Prompt
Only lines holding the word "name" should be copied from the material.

Given records
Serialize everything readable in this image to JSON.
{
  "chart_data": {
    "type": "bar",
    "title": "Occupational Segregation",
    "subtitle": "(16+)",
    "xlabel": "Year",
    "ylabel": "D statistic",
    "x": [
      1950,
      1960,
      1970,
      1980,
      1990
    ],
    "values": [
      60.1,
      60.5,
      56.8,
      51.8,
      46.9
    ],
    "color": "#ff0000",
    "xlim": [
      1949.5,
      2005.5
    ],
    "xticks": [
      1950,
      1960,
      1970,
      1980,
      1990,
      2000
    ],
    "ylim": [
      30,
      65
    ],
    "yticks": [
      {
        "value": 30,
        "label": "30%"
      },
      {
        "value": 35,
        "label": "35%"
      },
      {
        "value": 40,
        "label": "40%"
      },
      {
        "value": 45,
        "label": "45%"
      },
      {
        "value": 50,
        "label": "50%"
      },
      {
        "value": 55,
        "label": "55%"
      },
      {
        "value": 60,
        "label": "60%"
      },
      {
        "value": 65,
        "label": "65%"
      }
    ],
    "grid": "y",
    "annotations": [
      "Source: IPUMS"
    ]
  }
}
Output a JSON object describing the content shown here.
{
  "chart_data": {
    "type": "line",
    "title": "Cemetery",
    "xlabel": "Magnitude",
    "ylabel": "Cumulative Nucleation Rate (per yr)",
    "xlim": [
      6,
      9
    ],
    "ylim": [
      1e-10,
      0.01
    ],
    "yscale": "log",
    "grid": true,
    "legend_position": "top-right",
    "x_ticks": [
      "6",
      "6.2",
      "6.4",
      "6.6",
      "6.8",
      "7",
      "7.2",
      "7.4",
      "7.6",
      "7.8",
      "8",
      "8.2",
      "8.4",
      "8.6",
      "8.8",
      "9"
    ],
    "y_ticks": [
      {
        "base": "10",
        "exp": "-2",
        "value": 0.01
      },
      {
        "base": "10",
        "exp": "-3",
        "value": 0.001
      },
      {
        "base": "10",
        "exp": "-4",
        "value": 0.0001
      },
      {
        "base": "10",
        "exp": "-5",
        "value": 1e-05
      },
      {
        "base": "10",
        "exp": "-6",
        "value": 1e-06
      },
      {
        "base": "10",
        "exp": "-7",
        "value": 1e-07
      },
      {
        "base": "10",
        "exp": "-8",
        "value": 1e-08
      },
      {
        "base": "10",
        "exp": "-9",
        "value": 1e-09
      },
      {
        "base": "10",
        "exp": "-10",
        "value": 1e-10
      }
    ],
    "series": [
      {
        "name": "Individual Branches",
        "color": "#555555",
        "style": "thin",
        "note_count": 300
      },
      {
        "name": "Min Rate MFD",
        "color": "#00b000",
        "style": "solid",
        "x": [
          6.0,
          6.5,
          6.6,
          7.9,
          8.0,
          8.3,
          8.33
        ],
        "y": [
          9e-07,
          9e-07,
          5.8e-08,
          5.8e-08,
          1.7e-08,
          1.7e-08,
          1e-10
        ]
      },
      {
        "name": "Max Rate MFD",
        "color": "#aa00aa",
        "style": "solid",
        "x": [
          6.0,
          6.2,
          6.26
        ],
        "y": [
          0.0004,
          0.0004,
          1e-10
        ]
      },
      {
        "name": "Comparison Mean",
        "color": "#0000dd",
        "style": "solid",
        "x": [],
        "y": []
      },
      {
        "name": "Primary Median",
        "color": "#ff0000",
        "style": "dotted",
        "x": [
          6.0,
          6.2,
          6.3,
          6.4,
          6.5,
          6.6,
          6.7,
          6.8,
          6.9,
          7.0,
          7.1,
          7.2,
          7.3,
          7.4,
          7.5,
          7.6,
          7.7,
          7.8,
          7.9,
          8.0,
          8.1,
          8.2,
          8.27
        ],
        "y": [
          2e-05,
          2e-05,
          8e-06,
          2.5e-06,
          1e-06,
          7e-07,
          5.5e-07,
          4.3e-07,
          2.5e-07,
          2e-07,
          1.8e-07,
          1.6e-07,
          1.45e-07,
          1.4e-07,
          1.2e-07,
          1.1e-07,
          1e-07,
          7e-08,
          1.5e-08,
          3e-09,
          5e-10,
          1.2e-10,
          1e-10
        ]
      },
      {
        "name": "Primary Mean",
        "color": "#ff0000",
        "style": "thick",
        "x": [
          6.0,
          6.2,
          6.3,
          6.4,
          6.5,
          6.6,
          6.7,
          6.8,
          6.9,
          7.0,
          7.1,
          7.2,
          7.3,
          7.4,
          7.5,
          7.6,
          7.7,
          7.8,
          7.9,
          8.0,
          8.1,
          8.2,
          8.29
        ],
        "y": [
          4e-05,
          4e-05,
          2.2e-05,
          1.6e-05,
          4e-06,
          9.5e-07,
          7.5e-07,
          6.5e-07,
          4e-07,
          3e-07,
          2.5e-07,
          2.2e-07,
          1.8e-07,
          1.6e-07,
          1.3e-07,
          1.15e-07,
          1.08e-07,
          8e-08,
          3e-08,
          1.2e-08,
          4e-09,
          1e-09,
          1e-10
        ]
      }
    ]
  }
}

The output
        "name": "Individual Branches",
        "name": "Min Rate MFD",
        "name": "Max Rate MFD",
        "name": "Comparison Mean",
        "name": "Primary Median",
        "name": "Primary Mean",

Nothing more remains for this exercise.